> **The problem**: Quote the lines below exactly, from the one that holds "Convert this document image to plain text." through the final line of the records, and only those.

> **Given data**:
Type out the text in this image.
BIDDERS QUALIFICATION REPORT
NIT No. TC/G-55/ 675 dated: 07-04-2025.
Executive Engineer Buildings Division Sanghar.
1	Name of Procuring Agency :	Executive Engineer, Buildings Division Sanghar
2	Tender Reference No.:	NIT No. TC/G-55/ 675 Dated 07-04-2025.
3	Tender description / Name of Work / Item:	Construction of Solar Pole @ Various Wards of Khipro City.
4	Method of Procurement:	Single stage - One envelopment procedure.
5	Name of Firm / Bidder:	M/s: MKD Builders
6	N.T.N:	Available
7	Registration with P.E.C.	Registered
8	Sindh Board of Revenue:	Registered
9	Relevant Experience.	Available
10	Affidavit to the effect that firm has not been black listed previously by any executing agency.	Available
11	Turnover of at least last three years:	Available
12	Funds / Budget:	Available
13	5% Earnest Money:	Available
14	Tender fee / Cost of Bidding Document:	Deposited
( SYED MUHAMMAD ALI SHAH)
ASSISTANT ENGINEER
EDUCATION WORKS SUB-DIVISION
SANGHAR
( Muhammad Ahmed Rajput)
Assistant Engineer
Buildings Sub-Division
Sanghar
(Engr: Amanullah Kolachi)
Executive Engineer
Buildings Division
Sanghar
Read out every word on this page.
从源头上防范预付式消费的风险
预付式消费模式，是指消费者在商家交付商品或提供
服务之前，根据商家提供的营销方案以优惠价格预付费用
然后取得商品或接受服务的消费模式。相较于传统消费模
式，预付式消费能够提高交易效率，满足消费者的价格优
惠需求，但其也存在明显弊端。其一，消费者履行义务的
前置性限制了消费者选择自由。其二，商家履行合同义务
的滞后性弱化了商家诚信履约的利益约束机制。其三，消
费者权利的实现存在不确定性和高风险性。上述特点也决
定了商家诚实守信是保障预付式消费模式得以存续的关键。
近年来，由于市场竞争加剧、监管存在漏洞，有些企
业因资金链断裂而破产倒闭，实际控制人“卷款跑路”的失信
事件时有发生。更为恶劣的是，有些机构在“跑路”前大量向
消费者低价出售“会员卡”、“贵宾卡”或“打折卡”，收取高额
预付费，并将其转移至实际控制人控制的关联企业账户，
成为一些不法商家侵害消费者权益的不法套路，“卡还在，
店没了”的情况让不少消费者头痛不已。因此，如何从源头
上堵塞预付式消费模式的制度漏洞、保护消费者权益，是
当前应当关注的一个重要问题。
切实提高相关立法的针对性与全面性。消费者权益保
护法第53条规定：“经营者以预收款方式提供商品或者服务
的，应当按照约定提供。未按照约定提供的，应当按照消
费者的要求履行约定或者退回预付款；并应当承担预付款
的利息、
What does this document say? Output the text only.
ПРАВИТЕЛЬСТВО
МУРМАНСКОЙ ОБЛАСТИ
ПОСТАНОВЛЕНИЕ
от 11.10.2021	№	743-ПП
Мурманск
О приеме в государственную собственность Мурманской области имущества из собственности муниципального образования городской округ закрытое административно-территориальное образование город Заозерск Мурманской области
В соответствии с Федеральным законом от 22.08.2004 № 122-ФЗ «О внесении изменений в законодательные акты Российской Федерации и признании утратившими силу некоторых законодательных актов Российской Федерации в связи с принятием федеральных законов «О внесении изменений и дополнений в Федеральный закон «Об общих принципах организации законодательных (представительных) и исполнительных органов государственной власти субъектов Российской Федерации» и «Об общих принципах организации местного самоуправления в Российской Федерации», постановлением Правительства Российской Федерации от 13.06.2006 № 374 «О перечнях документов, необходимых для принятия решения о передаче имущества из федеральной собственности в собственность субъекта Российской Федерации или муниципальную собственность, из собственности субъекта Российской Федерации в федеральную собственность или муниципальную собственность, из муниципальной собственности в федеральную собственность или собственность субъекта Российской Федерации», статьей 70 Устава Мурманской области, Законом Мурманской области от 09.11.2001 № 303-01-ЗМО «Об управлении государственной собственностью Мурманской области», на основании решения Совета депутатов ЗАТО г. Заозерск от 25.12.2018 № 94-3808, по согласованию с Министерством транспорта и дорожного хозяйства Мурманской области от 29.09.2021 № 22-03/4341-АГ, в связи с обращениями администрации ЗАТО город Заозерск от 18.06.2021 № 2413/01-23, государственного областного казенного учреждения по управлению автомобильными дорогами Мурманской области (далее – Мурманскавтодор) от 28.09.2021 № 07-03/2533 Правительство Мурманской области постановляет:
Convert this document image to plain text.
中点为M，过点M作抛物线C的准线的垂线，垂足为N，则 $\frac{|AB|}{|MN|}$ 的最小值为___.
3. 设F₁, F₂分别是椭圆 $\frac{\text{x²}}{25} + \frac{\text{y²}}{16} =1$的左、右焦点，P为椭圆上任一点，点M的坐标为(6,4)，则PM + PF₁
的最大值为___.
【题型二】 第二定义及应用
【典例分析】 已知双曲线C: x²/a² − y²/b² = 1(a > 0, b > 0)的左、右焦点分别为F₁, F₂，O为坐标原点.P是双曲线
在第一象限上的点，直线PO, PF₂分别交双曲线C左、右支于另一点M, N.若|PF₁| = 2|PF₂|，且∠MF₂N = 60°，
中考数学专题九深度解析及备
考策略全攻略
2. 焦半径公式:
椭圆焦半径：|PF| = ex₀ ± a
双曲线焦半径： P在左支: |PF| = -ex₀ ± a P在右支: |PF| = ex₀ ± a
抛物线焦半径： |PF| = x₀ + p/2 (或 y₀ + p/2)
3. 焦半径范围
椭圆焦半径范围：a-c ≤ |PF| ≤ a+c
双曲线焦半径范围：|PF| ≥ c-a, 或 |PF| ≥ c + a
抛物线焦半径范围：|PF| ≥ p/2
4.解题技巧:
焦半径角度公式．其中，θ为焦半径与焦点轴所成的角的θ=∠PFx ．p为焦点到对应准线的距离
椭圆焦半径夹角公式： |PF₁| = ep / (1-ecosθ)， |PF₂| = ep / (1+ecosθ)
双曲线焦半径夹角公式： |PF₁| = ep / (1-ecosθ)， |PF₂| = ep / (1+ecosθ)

> **Task answer**:
Convert this document image to plain text.
中点为M，过点M作抛物线C的准线的垂线，垂足为N，则 $\frac{|AB|}{|MN|}$ 的最小值为___.
3. 设F₁, F₂分别是椭圆 $\frac{\text{x²}}{25} + \frac{\text{y²}}{16} =1$的左、右焦点，P为椭圆上任一点，点M的坐标为(6,4)，则PM + PF₁
的最大值为___.
【题型二】 第二定义及应用
【典例分析】 已知双曲线C: x²/a² − y²/b² = 1(a > 0, b > 0)的左、右焦点分别为F₁, F₂，O为坐标原点.P是双曲线
在第一象限上的点，直线PO, PF₂分别交双曲线C左、右支于另一点M, N.若|PF₁| = 2|PF₂|，且∠MF₂N = 60°，
中考数学专题九深度解析及备
考策略全攻略
2. 焦半径公式:
椭圆焦半径：|PF| = ex₀ ± a
双曲线焦半径： P在左支: |PF| = -ex₀ ± a P在右支: |PF| = ex₀ ± a
抛物线焦半径： |PF| = x₀ + p/2 (或 y₀ + p/2)
3. 焦半径范围
椭圆焦半径范围：a-c ≤ |PF| ≤ a+c
双曲线焦半径范围：|PF| ≥ c-a, 或 |PF| ≥ c + a
抛物线焦半径范围：|PF| ≥ p/2
4.解题技巧:
焦半径角度公式．其中，θ为焦半径与焦点轴所成的角的θ=∠PFx ．p为焦点到对应准线的距离
椭圆焦半径夹角公式： |PF₁| = ep / (1-ecosθ)， |PF₂| = ep / (1+ecosθ)
双曲线焦半径夹角公式： |PF₁| = ep / (1-ecosθ)， |PF₂| = ep / (1+ecosθ)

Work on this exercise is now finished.